## [Instructions for the task]
Omit images. Retype all entries verbatim.

====== Dataset rows ======

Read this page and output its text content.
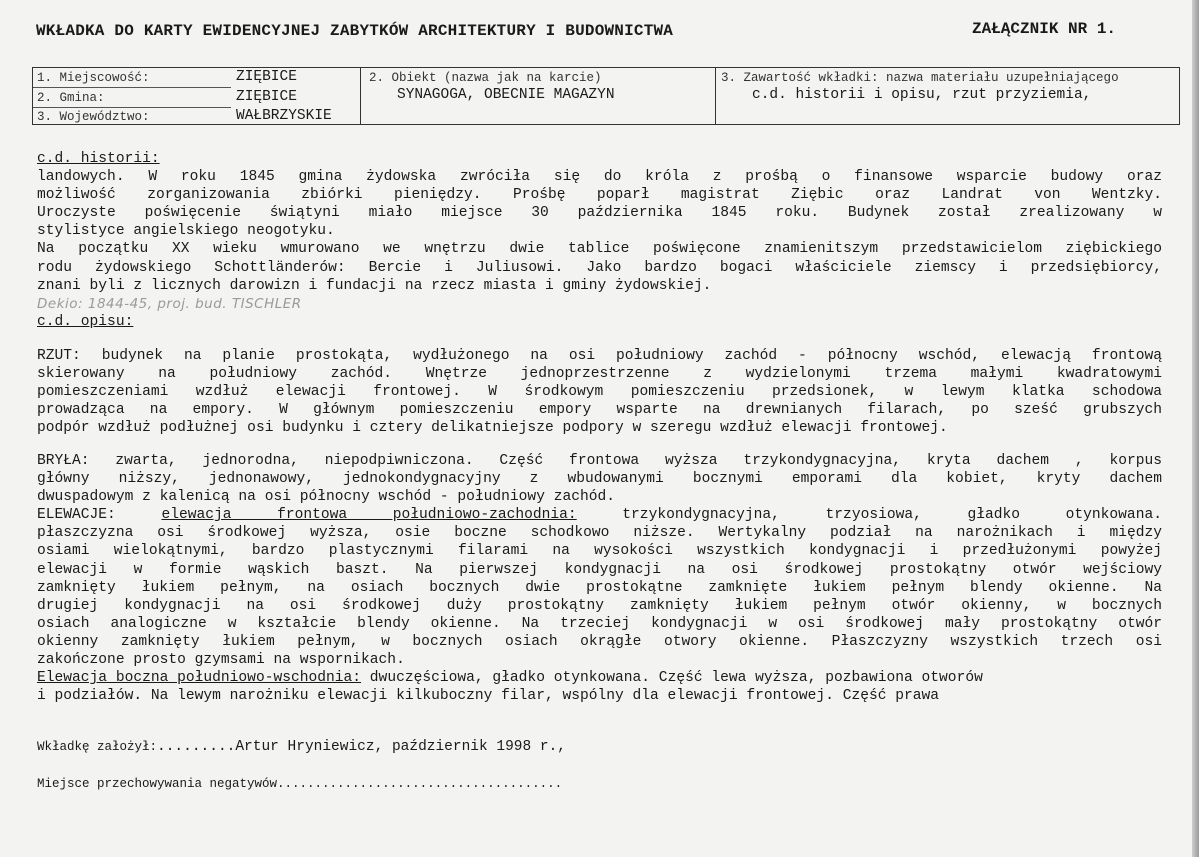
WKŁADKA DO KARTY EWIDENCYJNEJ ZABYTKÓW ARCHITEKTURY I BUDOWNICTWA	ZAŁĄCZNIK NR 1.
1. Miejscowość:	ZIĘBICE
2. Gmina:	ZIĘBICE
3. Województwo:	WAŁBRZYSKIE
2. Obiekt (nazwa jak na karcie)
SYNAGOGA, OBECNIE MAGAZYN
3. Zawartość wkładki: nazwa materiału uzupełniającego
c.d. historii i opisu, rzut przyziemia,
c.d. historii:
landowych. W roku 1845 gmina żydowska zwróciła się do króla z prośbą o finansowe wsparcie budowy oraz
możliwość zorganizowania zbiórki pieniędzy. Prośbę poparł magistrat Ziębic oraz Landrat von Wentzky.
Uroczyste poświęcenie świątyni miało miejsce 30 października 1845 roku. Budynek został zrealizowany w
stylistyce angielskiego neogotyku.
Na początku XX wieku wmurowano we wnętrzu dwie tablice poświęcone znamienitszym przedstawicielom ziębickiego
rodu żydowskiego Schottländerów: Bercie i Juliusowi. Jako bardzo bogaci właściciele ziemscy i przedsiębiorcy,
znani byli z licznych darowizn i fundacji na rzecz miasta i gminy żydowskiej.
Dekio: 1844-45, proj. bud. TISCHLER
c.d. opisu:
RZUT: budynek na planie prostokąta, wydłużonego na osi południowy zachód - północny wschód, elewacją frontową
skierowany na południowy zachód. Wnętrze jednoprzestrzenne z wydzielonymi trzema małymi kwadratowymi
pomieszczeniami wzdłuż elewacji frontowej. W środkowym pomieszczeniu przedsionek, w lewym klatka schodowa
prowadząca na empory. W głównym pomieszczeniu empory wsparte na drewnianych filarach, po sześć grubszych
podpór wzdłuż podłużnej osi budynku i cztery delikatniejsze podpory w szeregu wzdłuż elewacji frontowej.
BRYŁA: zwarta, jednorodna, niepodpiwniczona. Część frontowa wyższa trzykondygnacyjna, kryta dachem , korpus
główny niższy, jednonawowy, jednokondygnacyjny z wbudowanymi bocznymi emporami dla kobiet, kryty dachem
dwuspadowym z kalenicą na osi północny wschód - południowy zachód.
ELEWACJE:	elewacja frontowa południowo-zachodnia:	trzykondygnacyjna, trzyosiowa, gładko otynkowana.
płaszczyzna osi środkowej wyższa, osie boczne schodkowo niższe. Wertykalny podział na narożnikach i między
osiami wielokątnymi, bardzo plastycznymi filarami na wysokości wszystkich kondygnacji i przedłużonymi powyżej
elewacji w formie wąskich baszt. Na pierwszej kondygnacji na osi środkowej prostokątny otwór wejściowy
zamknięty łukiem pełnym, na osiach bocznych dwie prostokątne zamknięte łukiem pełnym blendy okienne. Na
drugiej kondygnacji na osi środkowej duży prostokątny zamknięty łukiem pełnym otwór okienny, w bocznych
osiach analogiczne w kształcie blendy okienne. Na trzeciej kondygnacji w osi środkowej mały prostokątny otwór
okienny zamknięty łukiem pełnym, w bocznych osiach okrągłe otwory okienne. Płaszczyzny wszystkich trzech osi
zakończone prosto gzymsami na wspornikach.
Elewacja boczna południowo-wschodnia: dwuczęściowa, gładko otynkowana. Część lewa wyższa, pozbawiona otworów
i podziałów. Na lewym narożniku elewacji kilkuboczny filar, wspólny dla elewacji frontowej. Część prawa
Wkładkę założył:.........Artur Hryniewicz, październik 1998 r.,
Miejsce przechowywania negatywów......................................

======

## [Exercise output]
Read this page and output its text content.
WKŁADKA DO KARTY EWIDENCYJNEJ ZABYTKÓW ARCHITEKTURY I BUDOWNICTWA	ZAŁĄCZNIK NR 1.
1. Miejscowość:	ZIĘBICE
2. Gmina:	ZIĘBICE
3. Województwo:	WAŁBRZYSKIE
2. Obiekt (nazwa jak na karcie)
SYNAGOGA, OBECNIE MAGAZYN
3. Zawartość wkładki: nazwa materiału uzupełniającego
c.d. historii i opisu, rzut przyziemia,
c.d. historii:
landowych. W roku 1845 gmina żydowska zwróciła się do króla z prośbą o finansowe wsparcie budowy oraz
możliwość zorganizowania zbiórki pieniędzy. Prośbę poparł magistrat Ziębic oraz Landrat von Wentzky.
Uroczyste poświęcenie świątyni miało miejsce 30 października 1845 roku. Budynek został zrealizowany w
stylistyce angielskiego neogotyku.
Na początku XX wieku wmurowano we wnętrzu dwie tablice poświęcone znamienitszym przedstawicielom ziębickiego
rodu żydowskiego Schottländerów: Bercie i Juliusowi. Jako bardzo bogaci właściciele ziemscy i przedsiębiorcy,
znani byli z licznych darowizn i fundacji na rzecz miasta i gminy żydowskiej.
Dekio: 1844-45, proj. bud. TISCHLER
c.d. opisu:
RZUT: budynek na planie prostokąta, wydłużonego na osi południowy zachód - północny wschód, elewacją frontową
skierowany na południowy zachód. Wnętrze jednoprzestrzenne z wydzielonymi trzema małymi kwadratowymi
pomieszczeniami wzdłuż elewacji frontowej. W środkowym pomieszczeniu przedsionek, w lewym klatka schodowa
prowadząca na empory. W głównym pomieszczeniu empory wsparte na drewnianych filarach, po sześć grubszych
podpór wzdłuż podłużnej osi budynku i cztery delikatniejsze podpory w szeregu wzdłuż elewacji frontowej.
BRYŁA: zwarta, jednorodna, niepodpiwniczona. Część frontowa wyższa trzykondygnacyjna, kryta dachem , korpus
główny niższy, jednonawowy, jednokondygnacyjny z wbudowanymi bocznymi emporami dla kobiet, kryty dachem
dwuspadowym z kalenicą na osi północny wschód - południowy zachód.
ELEWACJE:	elewacja frontowa południowo-zachodnia:	trzykondygnacyjna, trzyosiowa, gładko otynkowana.
płaszczyzna osi środkowej wyższa, osie boczne schodkowo niższe. Wertykalny podział na narożnikach i między
osiami wielokątnymi, bardzo plastycznymi filarami na wysokości wszystkich kondygnacji i przedłużonymi powyżej
elewacji w formie wąskich baszt. Na pierwszej kondygnacji na osi środkowej prostokątny otwór wejściowy
zamknięty łukiem pełnym, na osiach bocznych dwie prostokątne zamknięte łukiem pełnym blendy okienne. Na
drugiej kondygnacji na osi środkowej duży prostokątny zamknięty łukiem pełnym otwór okienny, w bocznych
osiach analogiczne w kształcie blendy okienne. Na trzeciej kondygnacji w osi środkowej mały prostokątny otwór
okienny zamknięty łukiem pełnym, w bocznych osiach okrągłe otwory okienne. Płaszczyzny wszystkich trzech osi
zakończone prosto gzymsami na wspornikach.
Elewacja boczna południowo-wschodnia: dwuczęściowa, gładko otynkowana. Część lewa wyższa, pozbawiona otworów
i podziałów. Na lewym narożniku elewacji kilkuboczny filar, wspólny dla elewacji frontowej. Część prawa
Wkładkę założył:.........Artur Hryniewicz, październik 1998 r.,
Miejsce przechowywania negatywów......................................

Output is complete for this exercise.